> TASK TO COMPLETE:
Reproduce the records below exactly as they appear, omitting any pictures they contain.

> SUPPLIED RECORDS:
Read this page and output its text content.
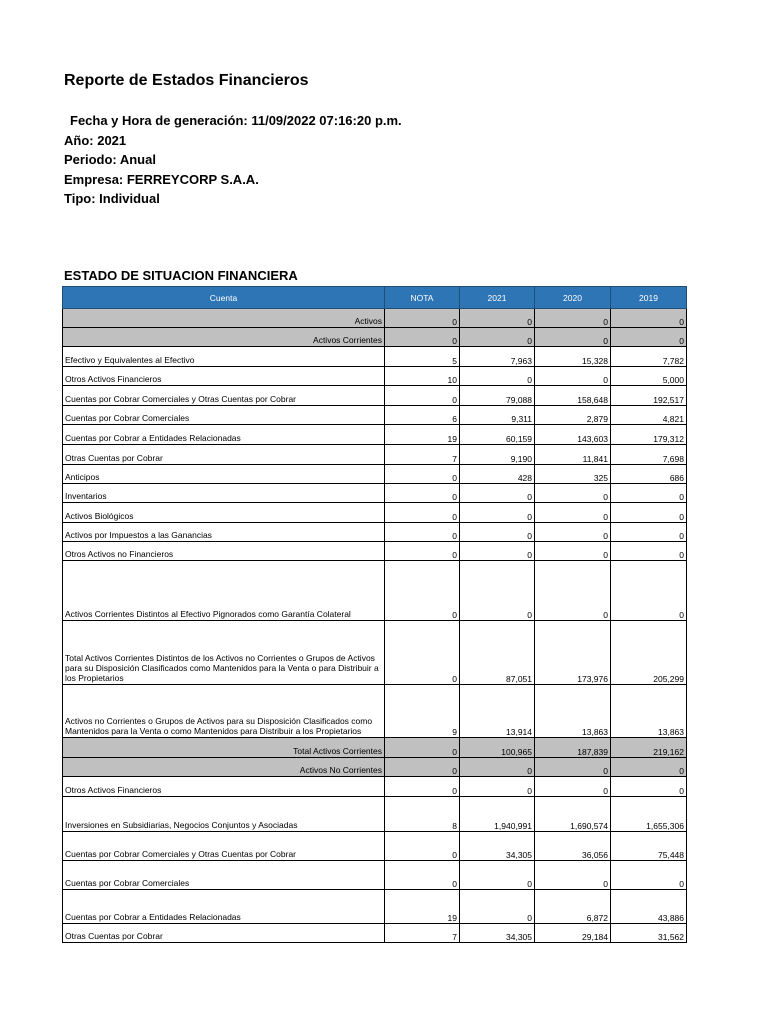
Reporte de Estados Financieros
Fecha y Hora de generación: 11/09/2022 07:16:20 p.m.
Año: 2021
Periodo: Anual
Empresa: FERREYCORP S.A.A.
Tipo: Individual
ESTADO DE SITUACION FINANCIERA
Cuenta	NOTA	2021	2020	2019
Activos	0	0	0	0
Activos Corrientes	0	0	0	0
Efectivo y Equivalentes al Efectivo	5	7,963	15,328	7,782
Otros Activos Financieros	10	0	0	5,000
Cuentas por Cobrar Comerciales y Otras Cuentas por Cobrar	0	79,088	158,648	192,517
Cuentas por Cobrar Comerciales	6	9,311	2,879	4,821
Cuentas por Cobrar a Entidades Relacionadas	19	60,159	143,603	179,312
Otras Cuentas por Cobrar	7	9,190	11,841	7,698
Anticipos	0	428	325	686
Inventarios	0	0	0	0
Activos Biológicos	0	0	0	0
Activos por Impuestos a las Ganancias	0	0	0	0
Otros Activos no Financieros	0	0	0	0
Activos Corrientes Distintos al Efectivo Pignorados como Garantía Colateral	0	0	0	0
Total Activos Corrientes Distintos de los Activos no Corrientes o Grupos de Activos para su Disposición Clasificados como Mantenidos para la Venta o para Distribuir a los Propietarios	0	87,051	173,976	205,299
Activos no Corrientes o Grupos de Activos para su Disposición Clasificados como Mantenidos para la Venta o como Mantenidos para Distribuir a los Propietarios	9	13,914	13,863	13,863
Total Activos Corrientes	0	100,965	187,839	219,162
Activos No Corrientes	0	0	0	0
Otros Activos Financieros	0	0	0	0
Inversiones en Subsidiarias, Negocios Conjuntos y Asociadas	8	1,940,991	1,690,574	1,655,306
Cuentas por Cobrar Comerciales y Otras Cuentas por Cobrar	0	34,305	36,056	75,448
Cuentas por Cobrar Comerciales	0	0	0	0
Cuentas por Cobrar a Entidades Relacionadas	19	0	6,872	43,886
Otras Cuentas por Cobrar	7	34,305	29,184	31,562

> EXPECTED ANSWER:
Read this page and output its text content.
Reporte de Estados Financieros
Fecha y Hora de generación: 11/09/2022 07:16:20 p.m.
Año: 2021
Periodo: Anual
Empresa: FERREYCORP S.A.A.
Tipo: Individual
ESTADO DE SITUACION FINANCIERA
Cuenta	NOTA	2021	2020	2019
Activos	0	0	0	0
Activos Corrientes	0	0	0	0
Efectivo y Equivalentes al Efectivo	5	7,963	15,328	7,782
Otros Activos Financieros	10	0	0	5,000
Cuentas por Cobrar Comerciales y Otras Cuentas por Cobrar	0	79,088	158,648	192,517
Cuentas por Cobrar Comerciales	6	9,311	2,879	4,821
Cuentas por Cobrar a Entidades Relacionadas	19	60,159	143,603	179,312
Otras Cuentas por Cobrar	7	9,190	11,841	7,698
Anticipos	0	428	325	686
Inventarios	0	0	0	0
Activos Biológicos	0	0	0	0
Activos por Impuestos a las Ganancias	0	0	0	0
Otros Activos no Financieros	0	0	0	0
Activos Corrientes Distintos al Efectivo Pignorados como Garantía Colateral	0	0	0	0
Total Activos Corrientes Distintos de los Activos no Corrientes o Grupos de Activos para su Disposición Clasificados como Mantenidos para la Venta o para Distribuir a los Propietarios	0	87,051	173,976	205,299
Activos no Corrientes o Grupos de Activos para su Disposición Clasificados como Mantenidos para la Venta o como Mantenidos para Distribuir a los Propietarios	9	13,914	13,863	13,863
Total Activos Corrientes	0	100,965	187,839	219,162
Activos No Corrientes	0	0	0	0
Otros Activos Financieros	0	0	0	0
Inversiones en Subsidiarias, Negocios Conjuntos y Asociadas	8	1,940,991	1,690,574	1,655,306
Cuentas por Cobrar Comerciales y Otras Cuentas por Cobrar	0	34,305	36,056	75,448
Cuentas por Cobrar Comerciales	0	0	0	0
Cuentas por Cobrar a Entidades Relacionadas	19	0	6,872	43,886
Otras Cuentas por Cobrar	7	34,305	29,184	31,562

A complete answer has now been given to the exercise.